>> START

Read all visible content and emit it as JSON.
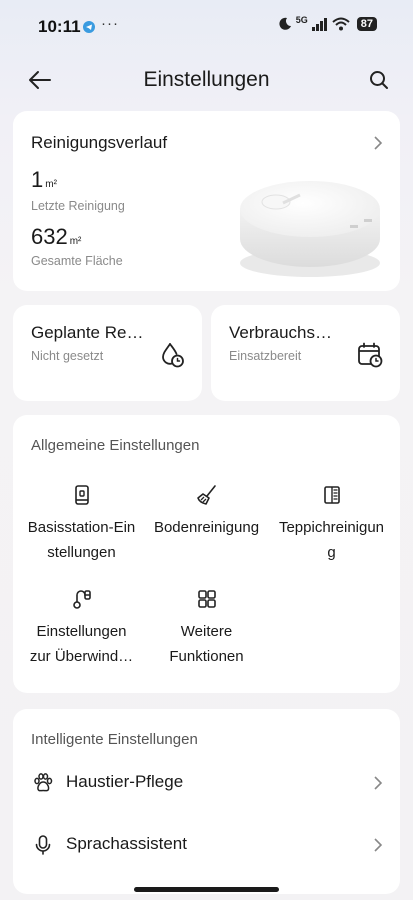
{
  "status_bar": {
    "time": "10:11",
    "dots": "···",
    "network": "5G",
    "battery": "87"
  },
  "header": {
    "title": "Einstellungen"
  },
  "history": {
    "title": "Reinigungsverlauf",
    "last_value": "1",
    "last_unit": "m²",
    "last_label": "Letzte Reinigung",
    "total_value": "632",
    "total_unit": "m²",
    "total_label": "Gesamte Fläche"
  },
  "scheduled": {
    "title": "Geplante Re…",
    "subtitle": "Nicht gesetzt"
  },
  "consumables": {
    "title": "Verbrauchs…",
    "subtitle": "Einsatzbereit"
  },
  "general": {
    "title": "Allgemeine Einstellungen",
    "items": [
      {
        "line1": "Basisstation-Ein",
        "line2": "stellungen",
        "icon": "base-station-icon"
      },
      {
        "line1": "Bodenreinigung",
        "line2": "",
        "icon": "mop-icon"
      },
      {
        "line1": "Teppichreinigun",
        "line2": "g",
        "icon": "carpet-icon"
      },
      {
        "line1": "Einstellungen",
        "line2": "zur Überwind…",
        "icon": "obstacle-icon"
      },
      {
        "line1": "Weitere",
        "line2": "Funktionen",
        "icon": "grid-icon"
      }
    ]
  },
  "smart": {
    "title": "Intelligente Einstellungen",
    "items": [
      {
        "label": "Haustier-Pflege",
        "icon": "paw-icon"
      },
      {
        "label": "Sprachassistent",
        "icon": "microphone-icon"
      }
    ]
  }
}
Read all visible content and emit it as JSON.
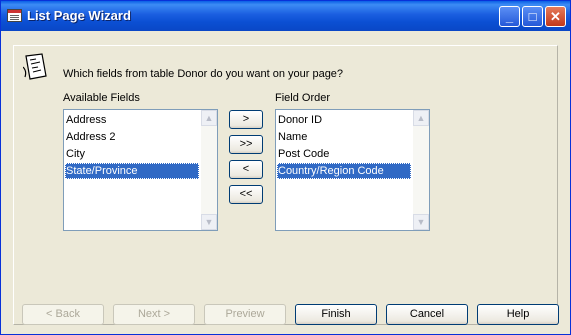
{
  "window": {
    "title": "List Page Wizard",
    "minimize_label": "_",
    "maximize_label": "□",
    "close_label": "✕"
  },
  "question": "Which fields from table Donor do you want on your page?",
  "available": {
    "label": "Available Fields",
    "items": [
      "Address",
      "Address 2",
      "City",
      "State/Province"
    ],
    "selected_index": 3
  },
  "field_order": {
    "label": "Field Order",
    "items": [
      "Donor ID",
      "Name",
      "Post Code",
      "Country/Region Code"
    ],
    "selected_index": 3
  },
  "move_buttons": {
    "add": ">",
    "add_all": ">>",
    "remove": "<",
    "remove_all": "<<"
  },
  "scroll_arrows": {
    "up": "▲",
    "down": "▼"
  },
  "footer": {
    "back": "< Back",
    "next": "Next >",
    "preview": "Preview",
    "finish": "Finish",
    "cancel": "Cancel",
    "help": "Help"
  },
  "colors": {
    "titlebar": "#0a5fe6",
    "selection": "#316ac5",
    "dialog_bg": "#ece9d8"
  }
}
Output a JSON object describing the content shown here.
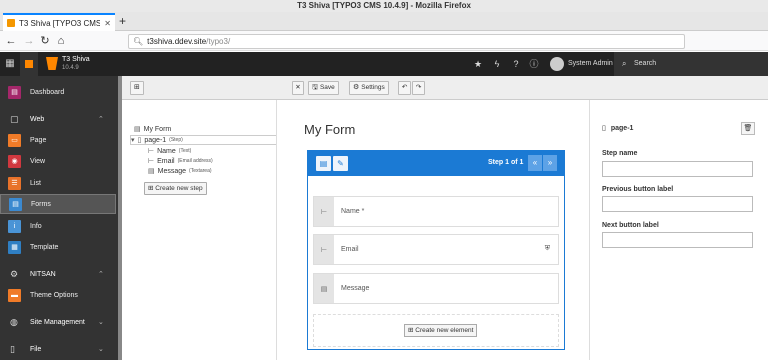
{
  "browser": {
    "window_title": "T3 Shiva [TYPO3 CMS 10.4.9] - Mozilla Firefox",
    "tab_title": "T3 Shiva [TYPO3 CMS 10",
    "tab_close": "✕",
    "new_tab": "+",
    "url_host": "t3shiva.ddev.site",
    "url_path": "/typo3/"
  },
  "topbar": {
    "site_name": "T3 Shiva",
    "version": "10.4.9",
    "user_name": "System Admin",
    "search_label": "Search"
  },
  "module_menu": {
    "dashboard": "Dashboard",
    "web": "Web",
    "page": "Page",
    "view": "View",
    "list": "List",
    "forms": "Forms",
    "info": "Info",
    "template": "Template",
    "nitsan": "NITSAN",
    "theme_options": "Theme Options",
    "site_management": "Site Management",
    "file": "File"
  },
  "toolbar": {
    "save": "Save",
    "settings": "Settings"
  },
  "tree": {
    "form": "My Form",
    "page_name": "page-1",
    "page_type": "(Step)",
    "items": [
      {
        "name": "Name",
        "type": "(Text)"
      },
      {
        "name": "Email",
        "type": "(Email address)"
      },
      {
        "name": "Message",
        "type": "(Textarea)"
      }
    ],
    "create_step": "Create new step"
  },
  "stage": {
    "title": "My Form",
    "step_label": "Step 1 of 1",
    "prev": "«",
    "next": "»",
    "fields": [
      {
        "label": "Name *"
      },
      {
        "label": "Email"
      },
      {
        "label": "Message"
      }
    ],
    "create_element": "Create new element"
  },
  "inspector": {
    "title": "page-1",
    "step_name_label": "Step name",
    "prev_button_label": "Previous button label",
    "next_button_label": "Next button label"
  },
  "colors": {
    "accent": "#1b7ad4",
    "typo3_orange": "#ff8700"
  }
}
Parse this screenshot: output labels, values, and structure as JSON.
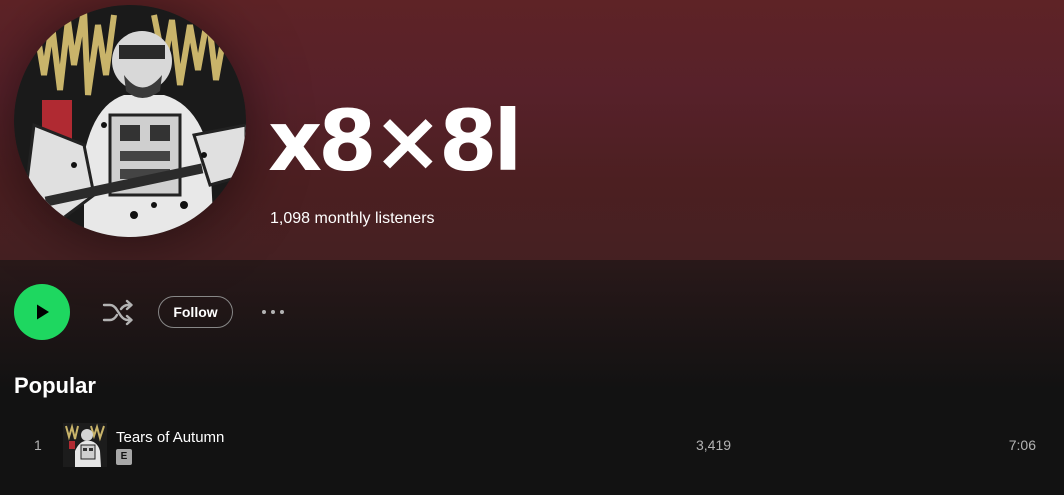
{
  "artist": {
    "name": "x8×8l",
    "monthly_listeners": "1,098 monthly listeners"
  },
  "actions": {
    "follow_label": "Follow"
  },
  "icons": {
    "play": "play-icon",
    "shuffle": "shuffle-icon",
    "more": "more-options-icon",
    "explicit": "explicit-badge"
  },
  "colors": {
    "header_bg": "#5e2326",
    "play_button": "#1ed760",
    "background": "#121212",
    "secondary_text": "#b3b3b3"
  },
  "popular": {
    "title": "Popular",
    "tracks": [
      {
        "number": "1",
        "title": "Tears of Autumn",
        "explicit_label": "E",
        "plays": "3,419",
        "duration": "7:06"
      }
    ]
  }
}
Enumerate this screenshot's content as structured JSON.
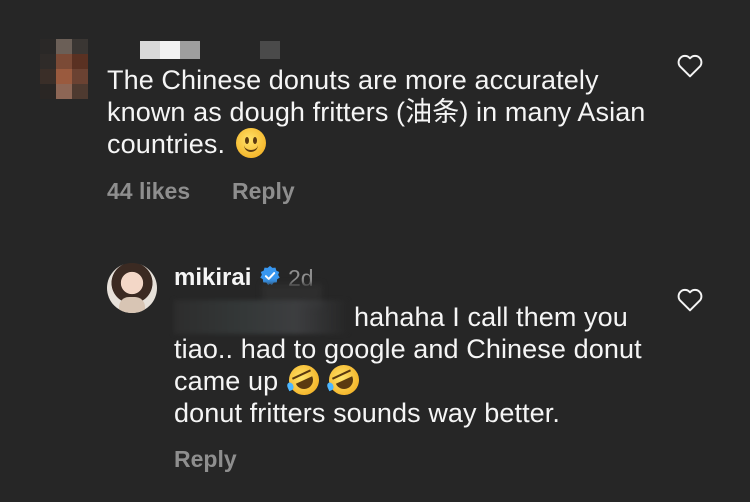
{
  "comment1": {
    "text": "The Chinese donuts are more accurately known as dough fritters (油条) in many Asian countries.",
    "emoji": "slightly-smiling-face",
    "likes": "44 likes",
    "reply_label": "Reply"
  },
  "comment2": {
    "username": "mikirai",
    "verified": true,
    "time": "2d",
    "text": "hahaha I call them you tiao.. had to google and Chinese donut came up",
    "text_end": "donut fritters sounds way better.",
    "emoji": "rolling-on-floor-laughing",
    "reply_label": "Reply"
  },
  "colors": {
    "background": "#262626",
    "text": "#f5f5f5",
    "muted": "#8e8e8e",
    "verified": "#3897f0"
  },
  "icons": [
    "heart-outline-icon",
    "verified-badge-icon"
  ]
}
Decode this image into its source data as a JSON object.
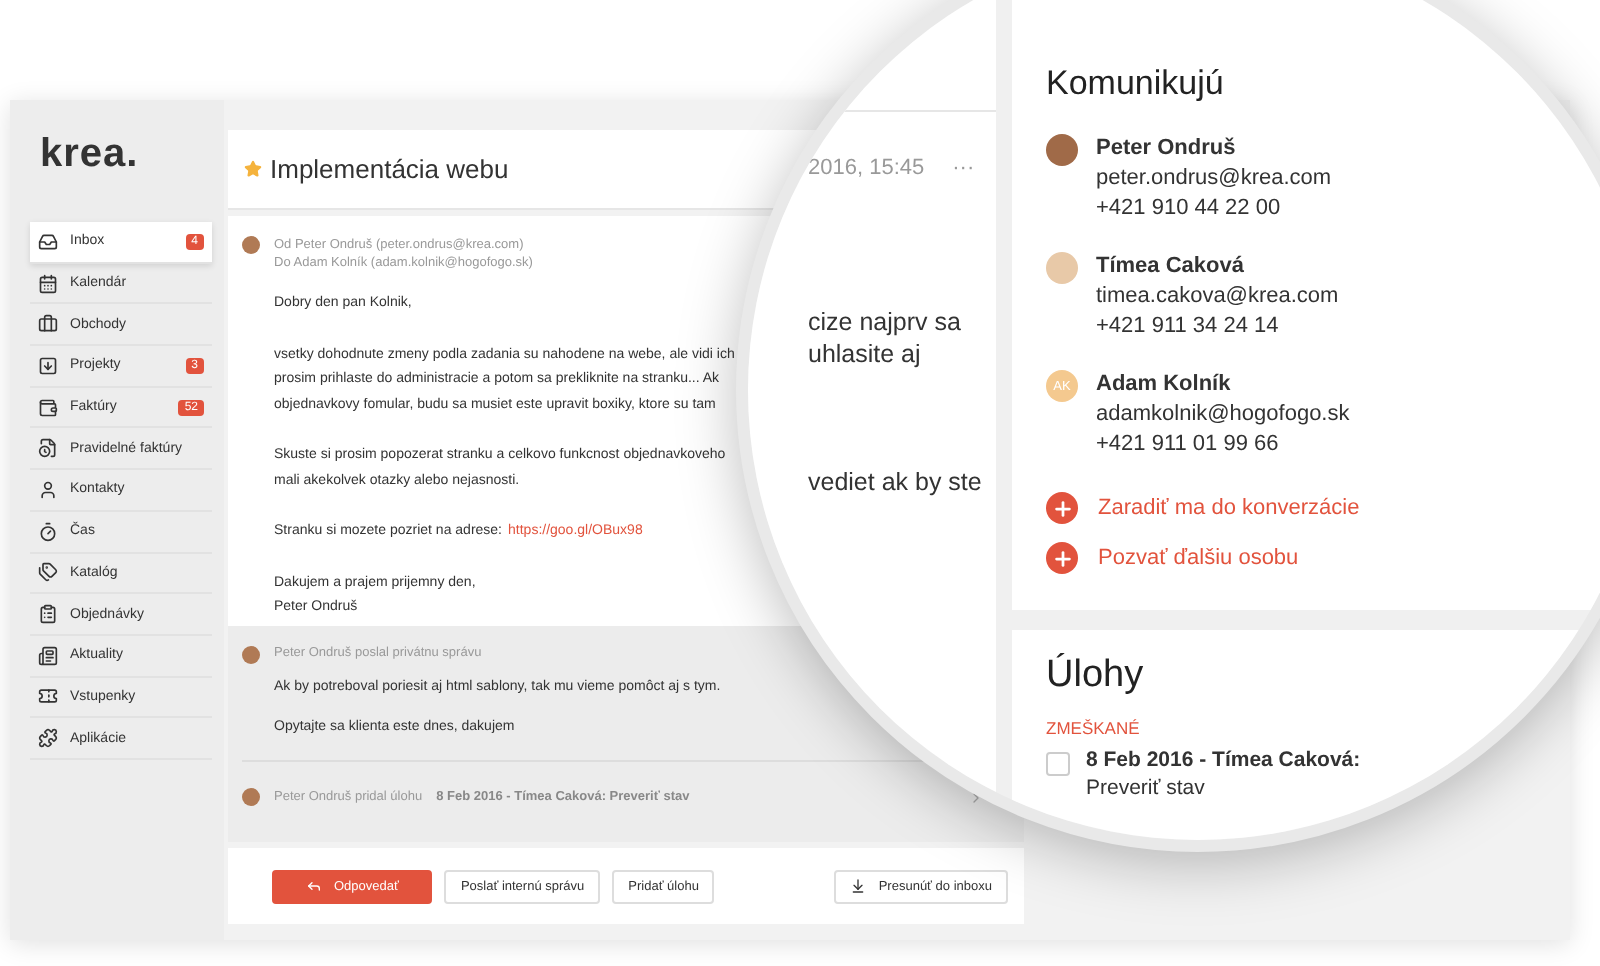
{
  "logo": "krea.",
  "sidebar": {
    "items": [
      {
        "label": "Inbox",
        "badge": "4",
        "selected": true
      },
      {
        "label": "Kalendár",
        "selected": false
      },
      {
        "label": "Obchody",
        "selected": false
      },
      {
        "label": "Projekty",
        "badge": "3",
        "selected": false
      },
      {
        "label": "Faktúry",
        "badge": "52",
        "selected": false
      },
      {
        "label": "Pravidelné faktúry",
        "selected": false
      },
      {
        "label": "Kontakty",
        "selected": false
      },
      {
        "label": "Čas",
        "selected": false
      },
      {
        "label": "Katalóg",
        "selected": false
      },
      {
        "label": "Objednávky",
        "selected": false
      },
      {
        "label": "Aktuality",
        "selected": false
      },
      {
        "label": "Vstupenky",
        "selected": false
      },
      {
        "label": "Aplikácie",
        "selected": false
      }
    ]
  },
  "conversation": {
    "title": "Implementácia webu",
    "starred": true,
    "message": {
      "from": "Od Peter Ondruš (peter.ondrus@krea.com)",
      "to": "Do Adam Kolník (adam.kolnik@hogofogo.sk)",
      "paragraphs": [
        {
          "kind": "text",
          "lines": [
            "Dobry den pan Kolnik,"
          ]
        },
        {
          "kind": "text",
          "lines": [
            "vsetky dohodnute zmeny podla zadania su nahodene na webe, ale vidi ich",
            "prosim prihlaste do administracie a potom sa prekliknite na stranku... Ak",
            "objednavkovy fomular, budu sa musiet este upravit boxiky, ktore su tam"
          ]
        },
        {
          "kind": "text",
          "lines": [
            "Skuste si prosim popozerat stranku a celkovo funkcnost objednavkoveho",
            "mali akekolvek otazky alebo nejasnosti."
          ]
        },
        {
          "kind": "link",
          "text": "Stranku si mozete pozriet na adrese:",
          "url": "https://goo.gl/OBux98"
        },
        {
          "kind": "text",
          "lines": [
            "Dakujem a prajem prijemny den,",
            "Peter Ondruš"
          ]
        }
      ]
    },
    "private_note": {
      "header": "Peter Ondruš poslal privátnu správu",
      "lines": [
        "Ak by potreboval poriesit aj html sablony, tak mu vieme pomôct aj s tym.",
        "Opytajte sa klienta este dnes, dakujem"
      ]
    },
    "activity": {
      "text": "Peter Ondruš pridal úlohu",
      "task": "8 Feb 2016 - Tímea Caková: Preveriť stav"
    },
    "buttons": [
      {
        "label": "Odpovedať",
        "kind": "primary"
      },
      {
        "label": "Poslať internú správu",
        "kind": "secondary"
      },
      {
        "label": "Pridať úlohu",
        "kind": "secondary"
      }
    ],
    "move_button": "Presunúť do inboxu"
  },
  "magnifier": {
    "date": "2016, 15:45",
    "menu": "···",
    "fragments": [
      "cize najprv sa",
      "uhlasite aj",
      "vediet ak by ste"
    ],
    "participants": {
      "title": "Komunikujú",
      "people": [
        {
          "name": "Peter Ondruš",
          "email": "peter.ondrus@krea.com",
          "phone": "+421 910 44 22 00",
          "kind": "photo"
        },
        {
          "name": "Tímea Caková",
          "email": "timea.cakova@krea.com",
          "phone": "+421 911 34 24 14",
          "kind": "photo"
        },
        {
          "name": "Adam Kolník",
          "email": "adamkolnik@hogofogo.sk",
          "phone": "+421 911 01 99 66",
          "kind": "initials",
          "initials": "AK"
        }
      ],
      "actions": [
        "Zaradiť ma do konverzácie",
        "Pozvať ďalšiu osobu"
      ]
    },
    "tasks": {
      "title": "Úlohy",
      "group": "ZMEŠKANÉ",
      "items": [
        {
          "title": "8 Feb 2016 - Tímea Caková:",
          "detail": "Preveriť stav",
          "checked": false
        }
      ]
    }
  }
}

>> END

Select and copy every line from the records that includes the word "hogofogo".

Written solution:
      "to": "Do Adam Kolník (adam.kolnik@hogofogo.sk)",
          "email": "adamkolnik@hogofogo.sk",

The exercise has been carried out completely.